(Document segment)
════

1. The method of balancing columns is of limited use. Two forms are recognized. In one, applicable only to liquids which do not mix, the two liquids are poured into the limbs of a U tube. The heights of the columns above the surface of junction of the liquids are inversely proportional to the densities of the liquids. In the second form, named after Robert Hare (1781–1858), professor of chemistry at the university of Pennsylvania, the liquids are drawn or aspirated up vertical tubes which have their lower ends placed in reservoirs containing the different liquids, and their upper ends connected to a common tube which is in communication with an aspirator for decreasing the pressure within the vertical tubes. The heights to which the liquids rise, measured in each case by the distance between the surfaces in the reservoirs and in the tubes, are inversely proportional to the densities.

════

(Study material)
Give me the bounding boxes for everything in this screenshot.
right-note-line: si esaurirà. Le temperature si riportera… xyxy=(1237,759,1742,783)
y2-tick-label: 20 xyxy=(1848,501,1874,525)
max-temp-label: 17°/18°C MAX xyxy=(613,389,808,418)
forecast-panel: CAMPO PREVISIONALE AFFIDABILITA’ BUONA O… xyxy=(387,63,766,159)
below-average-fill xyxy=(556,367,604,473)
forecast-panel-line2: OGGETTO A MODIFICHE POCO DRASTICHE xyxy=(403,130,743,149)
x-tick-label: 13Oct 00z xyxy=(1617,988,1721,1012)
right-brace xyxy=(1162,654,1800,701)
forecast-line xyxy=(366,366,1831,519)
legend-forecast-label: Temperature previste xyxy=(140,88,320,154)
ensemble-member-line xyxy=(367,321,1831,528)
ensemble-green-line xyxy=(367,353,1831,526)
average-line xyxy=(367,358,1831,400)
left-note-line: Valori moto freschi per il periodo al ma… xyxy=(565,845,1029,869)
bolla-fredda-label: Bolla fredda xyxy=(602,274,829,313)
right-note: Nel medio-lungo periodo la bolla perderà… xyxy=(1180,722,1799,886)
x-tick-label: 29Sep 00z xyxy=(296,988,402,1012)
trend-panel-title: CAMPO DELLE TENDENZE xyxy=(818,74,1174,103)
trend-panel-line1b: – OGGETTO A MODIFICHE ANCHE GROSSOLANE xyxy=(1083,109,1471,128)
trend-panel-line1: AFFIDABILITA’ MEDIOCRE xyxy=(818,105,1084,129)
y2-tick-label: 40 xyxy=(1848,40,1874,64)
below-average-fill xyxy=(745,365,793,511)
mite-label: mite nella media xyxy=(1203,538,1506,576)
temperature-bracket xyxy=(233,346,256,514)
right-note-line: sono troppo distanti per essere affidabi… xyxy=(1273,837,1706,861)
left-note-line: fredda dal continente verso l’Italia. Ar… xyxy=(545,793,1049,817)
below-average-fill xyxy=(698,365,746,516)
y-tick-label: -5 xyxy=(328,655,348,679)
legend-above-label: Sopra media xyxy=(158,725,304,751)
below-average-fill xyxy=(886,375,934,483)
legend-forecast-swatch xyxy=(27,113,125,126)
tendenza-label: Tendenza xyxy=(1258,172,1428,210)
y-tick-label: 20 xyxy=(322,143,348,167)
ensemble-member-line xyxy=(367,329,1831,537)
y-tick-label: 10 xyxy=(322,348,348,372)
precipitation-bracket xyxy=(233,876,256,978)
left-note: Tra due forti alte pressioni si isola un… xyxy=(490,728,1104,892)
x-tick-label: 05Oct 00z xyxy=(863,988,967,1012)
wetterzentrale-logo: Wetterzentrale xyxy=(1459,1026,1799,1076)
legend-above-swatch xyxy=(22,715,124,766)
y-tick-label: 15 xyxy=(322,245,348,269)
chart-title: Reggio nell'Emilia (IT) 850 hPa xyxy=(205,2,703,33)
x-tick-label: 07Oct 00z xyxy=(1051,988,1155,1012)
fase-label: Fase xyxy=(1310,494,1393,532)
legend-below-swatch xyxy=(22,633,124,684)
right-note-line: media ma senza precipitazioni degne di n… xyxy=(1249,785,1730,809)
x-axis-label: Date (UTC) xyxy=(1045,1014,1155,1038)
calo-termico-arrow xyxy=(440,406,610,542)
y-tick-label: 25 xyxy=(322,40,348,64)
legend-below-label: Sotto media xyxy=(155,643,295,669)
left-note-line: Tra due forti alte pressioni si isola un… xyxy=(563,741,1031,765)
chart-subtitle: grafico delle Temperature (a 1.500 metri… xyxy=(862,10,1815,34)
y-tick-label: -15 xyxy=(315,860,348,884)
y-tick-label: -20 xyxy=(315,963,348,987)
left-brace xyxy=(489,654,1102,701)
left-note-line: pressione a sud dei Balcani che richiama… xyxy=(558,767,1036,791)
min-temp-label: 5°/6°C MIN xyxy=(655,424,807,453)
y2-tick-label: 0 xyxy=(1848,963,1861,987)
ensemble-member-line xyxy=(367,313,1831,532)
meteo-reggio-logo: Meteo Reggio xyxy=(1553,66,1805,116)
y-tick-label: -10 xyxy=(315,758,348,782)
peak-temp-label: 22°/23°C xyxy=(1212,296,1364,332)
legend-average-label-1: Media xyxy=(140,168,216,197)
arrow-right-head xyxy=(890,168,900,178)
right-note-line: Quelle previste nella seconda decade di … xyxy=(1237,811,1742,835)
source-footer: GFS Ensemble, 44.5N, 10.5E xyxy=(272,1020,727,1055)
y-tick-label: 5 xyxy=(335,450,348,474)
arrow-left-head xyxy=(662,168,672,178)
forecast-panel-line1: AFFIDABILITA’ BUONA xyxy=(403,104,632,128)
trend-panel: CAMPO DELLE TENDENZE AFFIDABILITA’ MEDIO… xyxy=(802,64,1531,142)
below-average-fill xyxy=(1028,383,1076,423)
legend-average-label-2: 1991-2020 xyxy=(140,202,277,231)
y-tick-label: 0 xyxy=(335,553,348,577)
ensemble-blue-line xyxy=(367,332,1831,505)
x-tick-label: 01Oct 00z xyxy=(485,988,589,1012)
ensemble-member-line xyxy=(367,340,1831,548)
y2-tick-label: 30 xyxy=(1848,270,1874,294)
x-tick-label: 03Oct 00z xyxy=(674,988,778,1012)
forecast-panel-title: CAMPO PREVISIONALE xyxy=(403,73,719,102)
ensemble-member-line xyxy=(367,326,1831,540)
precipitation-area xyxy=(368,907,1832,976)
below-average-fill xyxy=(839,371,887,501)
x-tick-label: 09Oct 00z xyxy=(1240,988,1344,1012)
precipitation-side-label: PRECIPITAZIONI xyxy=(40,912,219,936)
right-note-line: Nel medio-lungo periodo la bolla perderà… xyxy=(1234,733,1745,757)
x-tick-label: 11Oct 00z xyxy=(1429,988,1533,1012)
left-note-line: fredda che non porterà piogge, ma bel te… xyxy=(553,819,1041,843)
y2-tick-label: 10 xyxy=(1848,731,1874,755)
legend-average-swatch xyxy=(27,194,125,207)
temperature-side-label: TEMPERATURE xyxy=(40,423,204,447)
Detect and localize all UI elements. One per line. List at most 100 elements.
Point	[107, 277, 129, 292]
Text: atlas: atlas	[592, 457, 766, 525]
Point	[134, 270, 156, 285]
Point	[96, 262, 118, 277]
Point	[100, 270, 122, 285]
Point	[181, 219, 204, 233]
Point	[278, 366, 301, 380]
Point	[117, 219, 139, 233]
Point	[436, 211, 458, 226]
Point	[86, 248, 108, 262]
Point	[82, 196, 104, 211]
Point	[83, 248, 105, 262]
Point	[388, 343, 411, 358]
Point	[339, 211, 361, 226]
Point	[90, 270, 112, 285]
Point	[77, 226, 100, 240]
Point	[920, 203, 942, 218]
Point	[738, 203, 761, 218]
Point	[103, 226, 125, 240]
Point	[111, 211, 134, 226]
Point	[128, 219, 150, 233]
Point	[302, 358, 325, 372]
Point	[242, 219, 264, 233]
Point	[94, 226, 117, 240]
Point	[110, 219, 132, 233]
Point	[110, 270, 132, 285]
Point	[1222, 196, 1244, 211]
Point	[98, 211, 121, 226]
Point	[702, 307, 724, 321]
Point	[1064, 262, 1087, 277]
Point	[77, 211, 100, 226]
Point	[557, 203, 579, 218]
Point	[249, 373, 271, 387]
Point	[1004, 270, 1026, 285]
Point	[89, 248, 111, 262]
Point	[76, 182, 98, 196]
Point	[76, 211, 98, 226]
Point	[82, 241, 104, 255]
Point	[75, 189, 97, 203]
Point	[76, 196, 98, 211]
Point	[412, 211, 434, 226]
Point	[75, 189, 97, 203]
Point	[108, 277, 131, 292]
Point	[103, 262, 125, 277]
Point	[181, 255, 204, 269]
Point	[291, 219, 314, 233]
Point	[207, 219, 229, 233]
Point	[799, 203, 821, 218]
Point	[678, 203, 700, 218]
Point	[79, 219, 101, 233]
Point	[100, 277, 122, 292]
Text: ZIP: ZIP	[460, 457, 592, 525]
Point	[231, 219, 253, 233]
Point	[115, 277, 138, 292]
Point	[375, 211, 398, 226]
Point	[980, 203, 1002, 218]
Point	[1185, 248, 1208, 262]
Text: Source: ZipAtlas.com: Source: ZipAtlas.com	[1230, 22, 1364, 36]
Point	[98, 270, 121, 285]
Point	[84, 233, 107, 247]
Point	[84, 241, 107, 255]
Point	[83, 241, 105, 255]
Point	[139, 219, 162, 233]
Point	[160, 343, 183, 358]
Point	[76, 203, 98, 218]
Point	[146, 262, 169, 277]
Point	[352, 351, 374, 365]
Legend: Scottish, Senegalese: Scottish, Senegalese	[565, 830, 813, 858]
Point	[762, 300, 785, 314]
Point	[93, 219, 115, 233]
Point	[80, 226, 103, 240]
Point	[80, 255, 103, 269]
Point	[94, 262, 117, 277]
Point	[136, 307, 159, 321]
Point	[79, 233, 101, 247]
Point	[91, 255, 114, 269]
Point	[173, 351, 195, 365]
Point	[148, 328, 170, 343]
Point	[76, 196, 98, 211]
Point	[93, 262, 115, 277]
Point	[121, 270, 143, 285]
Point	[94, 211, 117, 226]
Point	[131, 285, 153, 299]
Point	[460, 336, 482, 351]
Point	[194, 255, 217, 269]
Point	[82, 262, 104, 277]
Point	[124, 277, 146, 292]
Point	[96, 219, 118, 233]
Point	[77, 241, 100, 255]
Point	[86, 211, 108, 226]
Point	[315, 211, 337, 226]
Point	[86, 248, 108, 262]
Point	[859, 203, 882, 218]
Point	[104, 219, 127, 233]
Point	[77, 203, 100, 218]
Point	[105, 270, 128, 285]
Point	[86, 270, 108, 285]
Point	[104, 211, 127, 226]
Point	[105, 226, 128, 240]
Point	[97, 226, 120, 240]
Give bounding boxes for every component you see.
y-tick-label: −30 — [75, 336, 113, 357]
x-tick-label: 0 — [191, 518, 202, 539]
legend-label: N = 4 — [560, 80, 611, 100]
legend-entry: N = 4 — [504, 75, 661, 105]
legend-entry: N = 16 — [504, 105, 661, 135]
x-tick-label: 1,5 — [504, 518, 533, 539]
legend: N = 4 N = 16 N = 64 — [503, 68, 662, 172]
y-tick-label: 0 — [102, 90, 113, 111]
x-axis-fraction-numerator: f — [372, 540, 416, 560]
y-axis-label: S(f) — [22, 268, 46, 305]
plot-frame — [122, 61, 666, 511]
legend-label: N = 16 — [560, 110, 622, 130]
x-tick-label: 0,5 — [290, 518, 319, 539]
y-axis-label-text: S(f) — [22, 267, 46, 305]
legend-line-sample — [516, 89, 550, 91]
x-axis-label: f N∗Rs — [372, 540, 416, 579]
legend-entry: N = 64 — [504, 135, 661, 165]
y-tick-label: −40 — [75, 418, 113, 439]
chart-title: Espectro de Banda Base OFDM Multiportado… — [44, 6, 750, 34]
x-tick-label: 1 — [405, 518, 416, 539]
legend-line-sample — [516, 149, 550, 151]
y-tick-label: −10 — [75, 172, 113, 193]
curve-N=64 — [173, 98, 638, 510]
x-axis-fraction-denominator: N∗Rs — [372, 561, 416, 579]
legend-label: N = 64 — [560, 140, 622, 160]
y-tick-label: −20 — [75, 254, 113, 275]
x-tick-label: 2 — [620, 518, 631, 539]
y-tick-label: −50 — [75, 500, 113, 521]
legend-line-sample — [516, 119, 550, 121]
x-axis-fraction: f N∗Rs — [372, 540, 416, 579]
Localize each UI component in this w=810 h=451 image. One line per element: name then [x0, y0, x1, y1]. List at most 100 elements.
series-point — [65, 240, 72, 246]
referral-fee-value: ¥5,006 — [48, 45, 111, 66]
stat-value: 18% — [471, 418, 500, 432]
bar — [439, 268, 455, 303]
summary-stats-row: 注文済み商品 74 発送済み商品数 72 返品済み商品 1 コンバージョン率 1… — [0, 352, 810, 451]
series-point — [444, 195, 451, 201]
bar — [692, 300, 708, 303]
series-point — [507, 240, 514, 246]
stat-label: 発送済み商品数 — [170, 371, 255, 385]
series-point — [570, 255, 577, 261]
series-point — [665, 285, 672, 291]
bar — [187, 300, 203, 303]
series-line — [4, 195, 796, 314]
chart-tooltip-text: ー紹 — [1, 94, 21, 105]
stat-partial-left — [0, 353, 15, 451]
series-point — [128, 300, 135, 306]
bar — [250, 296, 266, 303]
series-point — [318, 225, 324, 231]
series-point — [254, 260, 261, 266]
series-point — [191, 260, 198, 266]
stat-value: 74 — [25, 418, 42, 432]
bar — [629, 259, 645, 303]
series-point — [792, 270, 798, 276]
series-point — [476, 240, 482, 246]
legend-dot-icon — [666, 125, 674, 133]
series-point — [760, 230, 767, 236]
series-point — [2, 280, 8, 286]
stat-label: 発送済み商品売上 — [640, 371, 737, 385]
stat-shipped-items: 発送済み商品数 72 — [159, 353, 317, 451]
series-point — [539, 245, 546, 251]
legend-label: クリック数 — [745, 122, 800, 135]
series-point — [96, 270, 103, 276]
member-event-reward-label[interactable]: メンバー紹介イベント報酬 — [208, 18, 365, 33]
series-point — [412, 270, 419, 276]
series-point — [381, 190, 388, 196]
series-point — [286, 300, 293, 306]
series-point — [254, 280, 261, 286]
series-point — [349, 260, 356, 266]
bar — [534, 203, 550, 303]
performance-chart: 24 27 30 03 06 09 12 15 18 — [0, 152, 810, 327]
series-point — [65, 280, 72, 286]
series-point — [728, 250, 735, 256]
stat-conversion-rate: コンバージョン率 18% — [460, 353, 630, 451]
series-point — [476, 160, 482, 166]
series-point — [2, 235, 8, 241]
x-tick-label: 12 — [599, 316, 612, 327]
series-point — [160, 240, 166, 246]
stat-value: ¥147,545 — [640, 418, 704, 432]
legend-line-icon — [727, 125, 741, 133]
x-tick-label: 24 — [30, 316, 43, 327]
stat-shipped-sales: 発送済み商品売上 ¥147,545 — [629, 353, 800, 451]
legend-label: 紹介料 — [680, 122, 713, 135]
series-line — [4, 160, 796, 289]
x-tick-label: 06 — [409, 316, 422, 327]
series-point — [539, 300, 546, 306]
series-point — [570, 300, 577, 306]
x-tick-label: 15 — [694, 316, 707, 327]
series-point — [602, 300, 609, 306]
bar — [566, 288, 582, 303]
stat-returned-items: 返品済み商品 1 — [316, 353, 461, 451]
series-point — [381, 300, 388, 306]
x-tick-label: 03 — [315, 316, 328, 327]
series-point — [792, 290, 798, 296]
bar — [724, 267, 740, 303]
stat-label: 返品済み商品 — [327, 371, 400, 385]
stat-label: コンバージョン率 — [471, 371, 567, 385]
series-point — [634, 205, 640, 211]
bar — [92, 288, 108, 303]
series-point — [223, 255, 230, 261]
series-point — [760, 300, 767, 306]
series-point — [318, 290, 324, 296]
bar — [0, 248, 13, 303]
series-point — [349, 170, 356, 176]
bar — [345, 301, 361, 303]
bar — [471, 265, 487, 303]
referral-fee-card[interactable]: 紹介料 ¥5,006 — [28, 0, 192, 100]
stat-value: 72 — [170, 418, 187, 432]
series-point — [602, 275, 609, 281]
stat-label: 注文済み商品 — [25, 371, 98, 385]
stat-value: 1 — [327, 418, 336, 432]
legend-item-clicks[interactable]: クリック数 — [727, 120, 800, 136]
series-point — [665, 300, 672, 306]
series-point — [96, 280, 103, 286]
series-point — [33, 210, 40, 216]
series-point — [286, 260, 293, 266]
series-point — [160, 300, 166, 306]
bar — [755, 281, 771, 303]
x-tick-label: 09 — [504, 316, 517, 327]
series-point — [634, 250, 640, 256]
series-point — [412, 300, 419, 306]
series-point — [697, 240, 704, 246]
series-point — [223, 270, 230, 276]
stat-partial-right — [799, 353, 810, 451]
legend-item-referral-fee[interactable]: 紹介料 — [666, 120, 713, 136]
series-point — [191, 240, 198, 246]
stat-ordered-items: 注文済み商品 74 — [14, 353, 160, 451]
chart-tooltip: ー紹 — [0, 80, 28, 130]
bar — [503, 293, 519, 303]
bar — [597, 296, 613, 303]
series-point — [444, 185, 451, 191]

════

(Things to do)
1. Please retype a portion of the balancing-columns text word for word. Begin at the words "1. The method" and stop after "to the densities.".
2. Condense the paragraph of the balancing-columns text that opens "1. The method of balancing columns" into a short bulleted list that keeps its main facts.

(Responses to the tasks)
1.
1. The method of balancing columns is of limited use. Two forms are recognized. In one, applicable only to liquids which do not mix, the two liquids are poured into the limbs of a U tube. The heights of the columns above the surface of junction of the liquids are inversely proportional to the densities of the liquids. In the second form, named after Robert Hare (1781–1858), professor of chemistry at the university of Pennsylvania, the liquids are drawn or aspirated up vertical tubes which have their lower ends placed in reservoirs containing the different liquids, and their upper ends connected to a common tube which is in communication with an aspirator for decreasing the pressure within the vertical tubes. The heights to which the liquids rise, measured in each case by the distance between the surfaces in the reservoirs and in the tubes, are inversely proportional to the densities.

2.
- The balancing-columns method is of limited use and has two recognized forms.
- First form: works only for liquids that do not mix. The two liquids are poured into the limbs of a U tube. The column heights above the liquids' surface of junction are inversely proportional to their densities.
- Second form: named after Robert Hare (1781–1858), professor of chemistry at the university of Pennsylvania. The liquids are drawn up vertical tubes. The lower ends of the tubes sit in reservoirs holding the different liquids. The upper ends join a common tube connected to an aspirator that lowers the pressure inside the tubes.
- In the second form, the height each liquid rises is measured from the reservoir surface to the surface in the tube. These heights are inversely proportional to the densities.